# TASK BRIEF
Below is a block of records. Copy every line in it that contains the word "index".

# THE INPUT
"""
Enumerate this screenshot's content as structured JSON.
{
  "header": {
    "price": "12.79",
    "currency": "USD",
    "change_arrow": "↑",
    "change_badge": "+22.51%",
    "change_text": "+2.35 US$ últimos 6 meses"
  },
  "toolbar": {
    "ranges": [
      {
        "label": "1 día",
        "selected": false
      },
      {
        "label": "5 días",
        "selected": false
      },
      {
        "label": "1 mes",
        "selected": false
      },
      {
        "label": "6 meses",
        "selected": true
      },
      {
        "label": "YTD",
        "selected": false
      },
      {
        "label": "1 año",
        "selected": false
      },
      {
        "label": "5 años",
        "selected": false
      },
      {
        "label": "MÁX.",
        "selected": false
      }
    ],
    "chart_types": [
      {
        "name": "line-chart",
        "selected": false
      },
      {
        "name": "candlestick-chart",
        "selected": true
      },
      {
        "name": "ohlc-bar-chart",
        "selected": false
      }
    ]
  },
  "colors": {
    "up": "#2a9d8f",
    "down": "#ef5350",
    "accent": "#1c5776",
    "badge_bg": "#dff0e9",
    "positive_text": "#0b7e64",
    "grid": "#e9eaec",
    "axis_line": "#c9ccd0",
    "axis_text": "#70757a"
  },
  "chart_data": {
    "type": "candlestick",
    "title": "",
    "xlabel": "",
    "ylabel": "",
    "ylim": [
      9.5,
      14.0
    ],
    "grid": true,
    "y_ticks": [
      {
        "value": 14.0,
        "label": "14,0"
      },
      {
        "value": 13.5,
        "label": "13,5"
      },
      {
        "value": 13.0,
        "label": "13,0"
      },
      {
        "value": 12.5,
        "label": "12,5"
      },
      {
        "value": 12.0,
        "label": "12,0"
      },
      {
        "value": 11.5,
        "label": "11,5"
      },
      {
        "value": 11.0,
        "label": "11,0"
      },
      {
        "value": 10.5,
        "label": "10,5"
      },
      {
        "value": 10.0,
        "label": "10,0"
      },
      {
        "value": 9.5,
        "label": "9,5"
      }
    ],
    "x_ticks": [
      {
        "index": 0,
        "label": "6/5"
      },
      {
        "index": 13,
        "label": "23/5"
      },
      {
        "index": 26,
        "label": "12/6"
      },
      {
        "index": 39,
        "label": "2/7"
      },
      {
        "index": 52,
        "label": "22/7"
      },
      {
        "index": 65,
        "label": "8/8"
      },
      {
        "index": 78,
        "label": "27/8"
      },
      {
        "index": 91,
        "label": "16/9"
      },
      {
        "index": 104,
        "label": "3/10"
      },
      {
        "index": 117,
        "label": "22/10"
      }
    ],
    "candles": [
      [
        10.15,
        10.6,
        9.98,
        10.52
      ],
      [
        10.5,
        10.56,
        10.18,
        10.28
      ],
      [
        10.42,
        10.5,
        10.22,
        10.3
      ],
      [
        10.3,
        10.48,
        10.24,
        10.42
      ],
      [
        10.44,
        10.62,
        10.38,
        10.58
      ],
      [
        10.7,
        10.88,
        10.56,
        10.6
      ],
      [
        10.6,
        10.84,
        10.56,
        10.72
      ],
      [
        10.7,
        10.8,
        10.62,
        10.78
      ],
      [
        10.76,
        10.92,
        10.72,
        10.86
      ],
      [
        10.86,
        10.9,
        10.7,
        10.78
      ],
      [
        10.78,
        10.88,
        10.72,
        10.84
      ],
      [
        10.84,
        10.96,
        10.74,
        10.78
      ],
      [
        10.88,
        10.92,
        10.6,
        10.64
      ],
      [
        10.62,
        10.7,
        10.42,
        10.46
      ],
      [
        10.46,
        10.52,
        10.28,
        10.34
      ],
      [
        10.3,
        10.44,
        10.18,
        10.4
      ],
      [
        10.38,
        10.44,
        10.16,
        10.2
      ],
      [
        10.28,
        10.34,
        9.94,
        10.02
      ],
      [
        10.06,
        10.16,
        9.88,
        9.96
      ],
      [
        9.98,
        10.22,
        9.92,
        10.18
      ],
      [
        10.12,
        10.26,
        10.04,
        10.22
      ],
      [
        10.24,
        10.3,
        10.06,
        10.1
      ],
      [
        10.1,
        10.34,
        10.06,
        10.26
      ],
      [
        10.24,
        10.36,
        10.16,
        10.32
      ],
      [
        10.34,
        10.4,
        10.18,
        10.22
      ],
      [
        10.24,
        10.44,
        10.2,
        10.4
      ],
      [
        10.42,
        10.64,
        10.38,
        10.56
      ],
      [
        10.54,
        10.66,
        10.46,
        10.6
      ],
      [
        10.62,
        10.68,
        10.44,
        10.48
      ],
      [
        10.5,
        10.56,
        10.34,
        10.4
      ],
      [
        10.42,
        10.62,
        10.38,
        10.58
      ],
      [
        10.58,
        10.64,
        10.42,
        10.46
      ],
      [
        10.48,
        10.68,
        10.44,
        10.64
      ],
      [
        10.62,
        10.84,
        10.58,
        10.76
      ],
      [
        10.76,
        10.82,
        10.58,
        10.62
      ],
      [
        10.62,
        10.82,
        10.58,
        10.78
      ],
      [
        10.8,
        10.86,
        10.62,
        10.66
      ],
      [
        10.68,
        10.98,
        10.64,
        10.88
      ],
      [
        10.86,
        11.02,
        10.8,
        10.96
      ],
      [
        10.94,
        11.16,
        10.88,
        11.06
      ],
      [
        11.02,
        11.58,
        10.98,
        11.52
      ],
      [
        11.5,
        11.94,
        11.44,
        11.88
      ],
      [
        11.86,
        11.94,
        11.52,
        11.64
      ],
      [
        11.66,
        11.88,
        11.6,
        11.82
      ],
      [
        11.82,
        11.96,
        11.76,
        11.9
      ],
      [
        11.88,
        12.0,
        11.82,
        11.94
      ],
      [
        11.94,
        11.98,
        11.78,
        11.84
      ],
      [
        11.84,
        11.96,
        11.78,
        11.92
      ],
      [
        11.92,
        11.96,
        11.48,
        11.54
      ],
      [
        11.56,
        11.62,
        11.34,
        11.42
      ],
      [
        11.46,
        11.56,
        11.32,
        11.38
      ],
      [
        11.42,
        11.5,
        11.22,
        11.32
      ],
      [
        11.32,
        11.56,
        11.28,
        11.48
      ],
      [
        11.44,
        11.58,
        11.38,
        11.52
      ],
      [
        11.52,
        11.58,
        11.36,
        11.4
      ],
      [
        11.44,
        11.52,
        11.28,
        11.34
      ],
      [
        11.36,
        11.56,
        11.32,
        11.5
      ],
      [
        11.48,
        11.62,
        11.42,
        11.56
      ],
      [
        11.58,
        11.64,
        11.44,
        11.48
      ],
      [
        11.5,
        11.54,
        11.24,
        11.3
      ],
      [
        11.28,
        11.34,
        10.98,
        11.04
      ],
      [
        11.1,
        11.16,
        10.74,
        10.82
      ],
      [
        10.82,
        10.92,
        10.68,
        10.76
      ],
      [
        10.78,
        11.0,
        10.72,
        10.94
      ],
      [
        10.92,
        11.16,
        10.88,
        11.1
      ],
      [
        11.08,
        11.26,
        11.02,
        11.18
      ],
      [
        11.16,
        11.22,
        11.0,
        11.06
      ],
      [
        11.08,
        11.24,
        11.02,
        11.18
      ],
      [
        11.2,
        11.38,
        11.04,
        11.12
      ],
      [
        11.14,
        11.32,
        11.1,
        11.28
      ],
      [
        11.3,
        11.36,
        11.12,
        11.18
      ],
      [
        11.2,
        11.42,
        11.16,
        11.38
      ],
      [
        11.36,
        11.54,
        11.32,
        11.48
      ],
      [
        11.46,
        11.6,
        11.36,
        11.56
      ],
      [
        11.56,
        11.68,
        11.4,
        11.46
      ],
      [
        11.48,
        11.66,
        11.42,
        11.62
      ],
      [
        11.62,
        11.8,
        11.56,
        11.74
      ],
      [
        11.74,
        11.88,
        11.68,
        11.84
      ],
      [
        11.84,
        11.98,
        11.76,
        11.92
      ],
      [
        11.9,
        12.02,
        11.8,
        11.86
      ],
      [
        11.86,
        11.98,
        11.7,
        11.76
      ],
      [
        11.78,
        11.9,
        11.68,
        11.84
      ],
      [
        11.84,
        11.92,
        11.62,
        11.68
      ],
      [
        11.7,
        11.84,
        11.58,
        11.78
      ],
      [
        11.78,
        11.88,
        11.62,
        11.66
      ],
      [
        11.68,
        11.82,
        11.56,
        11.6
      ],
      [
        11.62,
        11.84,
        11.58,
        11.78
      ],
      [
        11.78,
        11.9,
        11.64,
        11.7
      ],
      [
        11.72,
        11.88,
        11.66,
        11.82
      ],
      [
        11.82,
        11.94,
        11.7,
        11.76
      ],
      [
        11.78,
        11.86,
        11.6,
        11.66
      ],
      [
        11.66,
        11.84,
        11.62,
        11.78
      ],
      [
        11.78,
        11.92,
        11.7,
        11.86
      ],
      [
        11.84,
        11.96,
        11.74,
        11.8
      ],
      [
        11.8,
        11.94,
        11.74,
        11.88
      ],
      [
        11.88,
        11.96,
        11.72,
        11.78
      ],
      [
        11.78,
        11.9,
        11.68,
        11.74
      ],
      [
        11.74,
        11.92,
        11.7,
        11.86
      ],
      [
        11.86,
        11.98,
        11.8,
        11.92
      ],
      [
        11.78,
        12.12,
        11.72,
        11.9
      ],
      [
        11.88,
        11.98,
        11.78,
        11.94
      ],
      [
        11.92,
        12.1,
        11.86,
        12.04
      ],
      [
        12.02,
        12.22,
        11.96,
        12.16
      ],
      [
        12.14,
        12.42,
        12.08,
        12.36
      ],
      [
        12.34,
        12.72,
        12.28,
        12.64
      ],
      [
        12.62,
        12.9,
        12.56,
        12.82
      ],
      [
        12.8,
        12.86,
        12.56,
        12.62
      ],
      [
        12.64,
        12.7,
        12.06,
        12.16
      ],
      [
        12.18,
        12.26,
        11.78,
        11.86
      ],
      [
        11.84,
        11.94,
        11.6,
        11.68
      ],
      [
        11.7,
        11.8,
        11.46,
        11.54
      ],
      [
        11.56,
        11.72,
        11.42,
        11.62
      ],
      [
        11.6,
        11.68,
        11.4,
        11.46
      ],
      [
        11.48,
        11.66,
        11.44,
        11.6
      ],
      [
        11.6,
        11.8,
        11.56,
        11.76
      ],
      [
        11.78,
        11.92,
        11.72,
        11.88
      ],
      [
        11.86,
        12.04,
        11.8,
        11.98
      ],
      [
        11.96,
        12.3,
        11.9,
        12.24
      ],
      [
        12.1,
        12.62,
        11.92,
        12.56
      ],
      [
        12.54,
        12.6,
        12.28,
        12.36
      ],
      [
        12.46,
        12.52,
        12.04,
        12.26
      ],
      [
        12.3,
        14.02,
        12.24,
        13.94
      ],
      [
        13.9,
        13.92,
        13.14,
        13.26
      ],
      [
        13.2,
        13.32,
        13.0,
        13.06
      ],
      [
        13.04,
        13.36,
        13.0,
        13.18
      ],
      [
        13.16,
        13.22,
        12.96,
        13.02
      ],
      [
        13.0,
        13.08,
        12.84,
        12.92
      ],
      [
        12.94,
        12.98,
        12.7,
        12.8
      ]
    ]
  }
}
"""
# RESULT OF THIS EXERCISE
        "index": 0,
        "index": 13,
        "index": 26,
        "index": 39,
        "index": 52,
        "index": 65,
        "index": 78,
        "index": 91,
        "index": 104,
        "index": 117,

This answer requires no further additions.